## AIM OF THE EXERCISE
Write every record out again exactly as given.

## DATA FOR THIS EXERCISE
──────────
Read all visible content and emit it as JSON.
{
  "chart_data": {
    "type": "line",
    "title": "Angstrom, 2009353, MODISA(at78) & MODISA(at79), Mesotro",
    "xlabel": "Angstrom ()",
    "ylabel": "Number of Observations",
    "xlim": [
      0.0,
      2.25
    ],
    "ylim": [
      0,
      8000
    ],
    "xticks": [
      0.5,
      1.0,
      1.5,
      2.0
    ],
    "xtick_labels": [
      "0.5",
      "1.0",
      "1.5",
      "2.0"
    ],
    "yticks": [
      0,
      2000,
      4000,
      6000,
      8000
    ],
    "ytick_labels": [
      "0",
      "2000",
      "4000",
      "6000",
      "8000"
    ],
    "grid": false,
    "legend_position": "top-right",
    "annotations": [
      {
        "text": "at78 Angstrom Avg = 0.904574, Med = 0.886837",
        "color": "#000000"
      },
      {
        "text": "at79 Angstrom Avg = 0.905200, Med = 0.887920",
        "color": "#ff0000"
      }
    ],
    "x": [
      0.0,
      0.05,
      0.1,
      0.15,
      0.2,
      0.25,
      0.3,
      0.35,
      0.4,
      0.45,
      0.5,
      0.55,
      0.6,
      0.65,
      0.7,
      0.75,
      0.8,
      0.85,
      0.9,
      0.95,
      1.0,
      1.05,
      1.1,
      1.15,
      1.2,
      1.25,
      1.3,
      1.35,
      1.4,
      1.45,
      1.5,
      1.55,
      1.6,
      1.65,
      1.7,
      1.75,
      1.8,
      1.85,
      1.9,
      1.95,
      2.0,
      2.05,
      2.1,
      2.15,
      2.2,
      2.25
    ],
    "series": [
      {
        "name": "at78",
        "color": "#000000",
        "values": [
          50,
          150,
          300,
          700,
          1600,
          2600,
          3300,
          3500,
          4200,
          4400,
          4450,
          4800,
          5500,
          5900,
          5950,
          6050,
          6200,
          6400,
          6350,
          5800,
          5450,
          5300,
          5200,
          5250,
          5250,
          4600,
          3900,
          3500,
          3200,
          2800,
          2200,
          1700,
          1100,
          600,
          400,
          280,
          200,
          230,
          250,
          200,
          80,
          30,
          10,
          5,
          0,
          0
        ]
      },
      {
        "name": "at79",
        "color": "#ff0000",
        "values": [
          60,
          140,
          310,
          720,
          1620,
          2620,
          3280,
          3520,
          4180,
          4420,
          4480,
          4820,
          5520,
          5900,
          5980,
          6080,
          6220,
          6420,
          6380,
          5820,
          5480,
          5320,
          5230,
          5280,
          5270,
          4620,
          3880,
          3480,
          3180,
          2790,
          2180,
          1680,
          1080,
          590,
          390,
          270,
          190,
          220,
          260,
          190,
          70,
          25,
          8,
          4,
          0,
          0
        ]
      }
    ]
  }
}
──────────
## SOLUTION FOR THIS TASK
Read all visible content and emit it as JSON.
{
  "chart_data": {
    "type": "line",
    "title": "Angstrom, 2009353, MODISA(at78) & MODISA(at79), Mesotro",
    "xlabel": "Angstrom ()",
    "ylabel": "Number of Observations",
    "xlim": [
      0.0,
      2.25
    ],
    "ylim": [
      0,
      8000
    ],
    "xticks": [
      0.5,
      1.0,
      1.5,
      2.0
    ],
    "xtick_labels": [
      "0.5",
      "1.0",
      "1.5",
      "2.0"
    ],
    "yticks": [
      0,
      2000,
      4000,
      6000,
      8000
    ],
    "ytick_labels": [
      "0",
      "2000",
      "4000",
      "6000",
      "8000"
    ],
    "grid": false,
    "legend_position": "top-right",
    "annotations": [
      {
        "text": "at78 Angstrom Avg = 0.904574, Med = 0.886837",
        "color": "#000000"
      },
      {
        "text": "at79 Angstrom Avg = 0.905200, Med = 0.887920",
        "color": "#ff0000"
      }
    ],
    "x": [
      0.0,
      0.05,
      0.1,
      0.15,
      0.2,
      0.25,
      0.3,
      0.35,
      0.4,
      0.45,
      0.5,
      0.55,
      0.6,
      0.65,
      0.7,
      0.75,
      0.8,
      0.85,
      0.9,
      0.95,
      1.0,
      1.05,
      1.1,
      1.15,
      1.2,
      1.25,
      1.3,
      1.35,
      1.4,
      1.45,
      1.5,
      1.55,
      1.6,
      1.65,
      1.7,
      1.75,
      1.8,
      1.85,
      1.9,
      1.95,
      2.0,
      2.05,
      2.1,
      2.15,
      2.2,
      2.25
    ],
    "series": [
      {
        "name": "at78",
        "color": "#000000",
        "values": [
          50,
          150,
          300,
          700,
          1600,
          2600,
          3300,
          3500,
          4200,
          4400,
          4450,
          4800,
          5500,
          5900,
          5950,
          6050,
          6200,
          6400,
          6350,
          5800,
          5450,
          5300,
          5200,
          5250,
          5250,
          4600,
          3900,
          3500,
          3200,
          2800,
          2200,
          1700,
          1100,
          600,
          400,
          280,
          200,
          230,
          250,
          200,
          80,
          30,
          10,
          5,
          0,
          0
        ]
      },
      {
        "name": "at79",
        "color": "#ff0000",
        "values": [
          60,
          140,
          310,
          720,
          1620,
          2620,
          3280,
          3520,
          4180,
          4420,
          4480,
          4820,
          5520,
          5900,
          5980,
          6080,
          6220,
          6420,
          6380,
          5820,
          5480,
          5320,
          5230,
          5280,
          5270,
          4620,
          3880,
          3480,
          3180,
          2790,
          2180,
          1680,
          1080,
          590,
          390,
          270,
          190,
          220,
          260,
          190,
          70,
          25,
          8,
          4,
          0,
          0
        ]
      }
    ]
  }
}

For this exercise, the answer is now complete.